EXTRACTED TEXT:
Whilst this sounds sensible, I am not totally convinced. Let me explain why.

British Airways Executive Club status cards

British Airways already has Lifetime Gold status

This HfP article explains how Lifetime Gold status in British Airways Executive Club works.

To give credit to BA it is very simple. You need to earn 35,000 tier points. That’s it.

There are no restrictions on where those points come from (BA or partners).

Unlike some ‘lifetime’ schemes, there are no restrictions on how many years of Gold, or even consecutive years of Gold, you need to have on top of the points.

Hit 35,000 tier points and Lifetime Gold is yours.

Is it worth introducing Lifetime Silver?

If British Airways is happy to give out Lifetime Gold for 35,000 tier points, surely it would make sense to introduce Lifetime Silver at, say, 20,000 tier points?

Perhaps oddly, I’m not convinced.

The case AGAINST Lifetime Silver

I think the majority of people with Lifetime Gold would have been happy with Lifetime Silver instead. This is a problem for BA, because it doesn’t want people to ease off the throttle too early in their career.

For every person who spends a bit more in order to reach Lifetime Silver and who would never had a chance of getting Lifetime Gold, there will be someone else who has Lifetime Silver and no longer sees any benefit in pushing further.

For someone travelling 4-5 times per year in retirement on their own money, they are looking for the following benefits:

  • lounge access
  • free seat selection
  • fast track security and check-in

Lifetime Silver would provide all this, if it was on offer. Lifetime Gold doesn’t provide much on top. For the sake of a handful of flights per year in retirement – or during later working life for occasional business trips – using the Galleries Club lounge versus Galleries First doesn’t make a major difference. Neither does using the First Wing versus standard Fast Track.

PROBLEM SET:
- a) In the article about British Airways Lifetime Gold status, how many tier points must a member earn to get Lifetime Gold?
- b) Write the next few paragraphs of the article on British Airways Lifetime Gold and a possible Lifetime Silver, picking up after its last sentence.
None of the data is needed.

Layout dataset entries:
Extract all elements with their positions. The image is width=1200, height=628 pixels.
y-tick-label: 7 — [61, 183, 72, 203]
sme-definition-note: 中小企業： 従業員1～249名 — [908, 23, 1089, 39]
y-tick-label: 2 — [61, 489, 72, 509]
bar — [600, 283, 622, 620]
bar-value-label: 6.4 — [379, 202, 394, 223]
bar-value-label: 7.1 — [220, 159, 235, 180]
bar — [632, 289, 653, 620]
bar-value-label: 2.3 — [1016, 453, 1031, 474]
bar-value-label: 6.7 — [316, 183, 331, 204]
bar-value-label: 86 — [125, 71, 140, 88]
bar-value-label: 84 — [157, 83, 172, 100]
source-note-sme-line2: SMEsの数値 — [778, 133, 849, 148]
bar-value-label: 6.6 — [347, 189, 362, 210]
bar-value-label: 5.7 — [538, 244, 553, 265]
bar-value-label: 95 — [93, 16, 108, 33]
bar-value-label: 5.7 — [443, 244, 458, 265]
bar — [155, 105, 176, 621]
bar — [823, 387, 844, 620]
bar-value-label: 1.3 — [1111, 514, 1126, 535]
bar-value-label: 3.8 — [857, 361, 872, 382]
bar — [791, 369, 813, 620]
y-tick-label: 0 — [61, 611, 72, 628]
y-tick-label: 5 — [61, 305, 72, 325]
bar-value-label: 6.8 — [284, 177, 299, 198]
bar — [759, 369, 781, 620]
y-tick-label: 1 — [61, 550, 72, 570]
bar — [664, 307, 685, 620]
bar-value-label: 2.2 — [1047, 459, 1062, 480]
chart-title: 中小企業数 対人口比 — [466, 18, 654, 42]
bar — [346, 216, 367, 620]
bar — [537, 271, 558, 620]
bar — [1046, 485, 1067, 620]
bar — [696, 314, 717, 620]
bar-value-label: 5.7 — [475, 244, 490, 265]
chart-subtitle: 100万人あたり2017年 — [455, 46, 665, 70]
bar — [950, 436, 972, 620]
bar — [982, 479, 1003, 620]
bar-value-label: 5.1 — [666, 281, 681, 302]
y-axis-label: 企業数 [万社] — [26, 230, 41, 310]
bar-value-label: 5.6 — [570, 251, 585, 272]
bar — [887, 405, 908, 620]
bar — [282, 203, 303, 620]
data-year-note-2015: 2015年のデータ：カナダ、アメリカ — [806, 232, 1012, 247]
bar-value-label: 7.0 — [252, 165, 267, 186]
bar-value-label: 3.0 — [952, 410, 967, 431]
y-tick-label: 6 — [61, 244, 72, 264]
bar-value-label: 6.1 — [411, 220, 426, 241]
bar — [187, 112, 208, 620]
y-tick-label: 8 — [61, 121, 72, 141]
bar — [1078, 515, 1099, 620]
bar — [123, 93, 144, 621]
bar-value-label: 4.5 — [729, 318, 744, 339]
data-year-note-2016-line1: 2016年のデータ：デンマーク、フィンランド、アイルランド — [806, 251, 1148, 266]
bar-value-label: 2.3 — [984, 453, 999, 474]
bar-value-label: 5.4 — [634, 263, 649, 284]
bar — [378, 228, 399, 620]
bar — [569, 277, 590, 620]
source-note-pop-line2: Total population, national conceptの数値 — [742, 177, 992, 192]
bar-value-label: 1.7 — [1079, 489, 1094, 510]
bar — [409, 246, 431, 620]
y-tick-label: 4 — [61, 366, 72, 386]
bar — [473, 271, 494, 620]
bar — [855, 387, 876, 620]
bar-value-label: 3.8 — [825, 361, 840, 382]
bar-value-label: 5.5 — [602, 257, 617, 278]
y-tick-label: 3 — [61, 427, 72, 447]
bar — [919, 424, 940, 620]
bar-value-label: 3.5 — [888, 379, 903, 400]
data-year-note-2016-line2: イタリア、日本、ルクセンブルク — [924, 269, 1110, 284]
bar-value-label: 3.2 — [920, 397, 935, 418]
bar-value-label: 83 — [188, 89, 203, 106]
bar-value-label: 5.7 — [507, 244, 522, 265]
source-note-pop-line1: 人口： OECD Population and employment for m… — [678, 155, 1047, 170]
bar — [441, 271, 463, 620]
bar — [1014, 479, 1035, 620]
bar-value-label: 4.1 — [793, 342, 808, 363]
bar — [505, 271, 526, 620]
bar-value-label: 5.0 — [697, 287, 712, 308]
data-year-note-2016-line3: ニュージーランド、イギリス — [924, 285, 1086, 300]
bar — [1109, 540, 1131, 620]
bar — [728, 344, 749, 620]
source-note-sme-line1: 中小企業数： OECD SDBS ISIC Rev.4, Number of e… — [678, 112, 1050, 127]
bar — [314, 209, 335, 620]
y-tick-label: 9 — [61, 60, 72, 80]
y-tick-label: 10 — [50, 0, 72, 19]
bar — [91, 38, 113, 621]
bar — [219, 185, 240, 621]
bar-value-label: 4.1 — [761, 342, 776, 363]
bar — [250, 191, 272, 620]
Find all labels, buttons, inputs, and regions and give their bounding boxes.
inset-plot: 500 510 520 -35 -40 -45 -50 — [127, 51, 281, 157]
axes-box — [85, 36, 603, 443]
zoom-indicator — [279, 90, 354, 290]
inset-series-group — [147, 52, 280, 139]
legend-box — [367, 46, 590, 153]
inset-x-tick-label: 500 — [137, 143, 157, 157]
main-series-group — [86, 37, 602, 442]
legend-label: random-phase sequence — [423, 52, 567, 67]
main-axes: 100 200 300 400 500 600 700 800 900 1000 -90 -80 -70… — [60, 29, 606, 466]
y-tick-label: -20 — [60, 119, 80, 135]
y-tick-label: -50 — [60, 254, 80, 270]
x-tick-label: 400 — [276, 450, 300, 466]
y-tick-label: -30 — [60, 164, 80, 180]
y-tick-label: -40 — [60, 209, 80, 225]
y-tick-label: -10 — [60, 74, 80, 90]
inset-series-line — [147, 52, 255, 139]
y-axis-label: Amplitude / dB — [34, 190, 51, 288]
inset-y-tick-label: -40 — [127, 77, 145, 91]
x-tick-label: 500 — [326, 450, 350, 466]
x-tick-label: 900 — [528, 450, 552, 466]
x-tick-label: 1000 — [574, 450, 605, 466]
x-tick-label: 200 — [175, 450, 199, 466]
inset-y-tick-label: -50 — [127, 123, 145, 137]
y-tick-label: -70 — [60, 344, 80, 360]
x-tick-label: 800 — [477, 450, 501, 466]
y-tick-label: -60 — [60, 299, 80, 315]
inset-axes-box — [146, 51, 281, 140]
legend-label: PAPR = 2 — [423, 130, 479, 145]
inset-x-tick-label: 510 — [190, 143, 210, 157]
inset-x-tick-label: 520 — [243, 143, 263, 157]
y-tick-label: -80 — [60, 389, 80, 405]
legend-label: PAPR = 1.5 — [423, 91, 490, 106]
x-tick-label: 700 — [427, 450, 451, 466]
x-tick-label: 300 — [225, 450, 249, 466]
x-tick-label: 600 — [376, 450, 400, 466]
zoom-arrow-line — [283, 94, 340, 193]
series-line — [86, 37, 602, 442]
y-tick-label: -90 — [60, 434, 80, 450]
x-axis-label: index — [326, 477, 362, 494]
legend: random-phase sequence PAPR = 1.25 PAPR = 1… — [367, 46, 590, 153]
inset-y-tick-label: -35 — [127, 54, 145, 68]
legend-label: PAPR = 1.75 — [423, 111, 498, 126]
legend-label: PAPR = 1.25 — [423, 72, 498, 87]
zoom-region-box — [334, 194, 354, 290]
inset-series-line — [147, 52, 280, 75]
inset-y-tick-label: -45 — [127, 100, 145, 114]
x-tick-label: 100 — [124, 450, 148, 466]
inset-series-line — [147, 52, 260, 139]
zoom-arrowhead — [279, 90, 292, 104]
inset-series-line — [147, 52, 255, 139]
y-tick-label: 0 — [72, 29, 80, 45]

ANSWER LIST:
- a) 35,000 tier points.

- b)
If these people could hit Lifetime Silver at 20,000 tier points, how many would stop there? Quite a lot, which is bad news for BA. The effort required to earn the extra 10,000 to 15,000 points may not be worth the reward.

Can I get into a British Airways lounge with a Silver card?

The case FOR Lifetime Silver

Of course, this could be outweighed. There will be other people who – if on, say, 15,000 lifetime tier points to date – might start pushing money towards British Airways because Lifetime Silver is achievable, in a way that Lifetime Gold is not.

This isn’t really the British Airways way, however. It has been happy to add extra tiers at the top – Gold Guest List, Concorde Room cards etc – to butter up passengers who, oddly, may never have spent 1p of their personal money on BA in their life.

In the new post-corona world, BA may realise that throwing Gold Guest List status and Concorde Room cards at people who have never personally spent a penny with the airline counted for nothing. Their employers won’t let them fly now and they don’t spend on BA for leisure.

For the next few years, business class cabins are going to be filled primarily by leisure travellers on attractive deals. Dangling the carrot of Lifetime Silver may persuade some leisure travellers who are nearing 20,000 tier points to book these cabins for the tier points. In reality, I doubt it would move the needle enough.

However …. there is another angle. If BA suddenly announced Lifetime Silver, it would result in an immediate status upgrade for many. A lot of people facing a drop to Blue (where they will drop to due to limited BA flying post retirement, a job change, new company travel rules or redundancy) would jump to Lifetime Silver.

Having meaningful status again may encourage these people to put leisure spend to British Airways which may otherwise have gone elsewhere. The older you get, the more the benefits of an easy status-led journey through the airport appeal.

Conclusion

If British Airways does make a dramatic tilt to targetting the premium leisure market over the business market, there may some logic in launching Lifetime Silver status. Personally, I’m not convinced.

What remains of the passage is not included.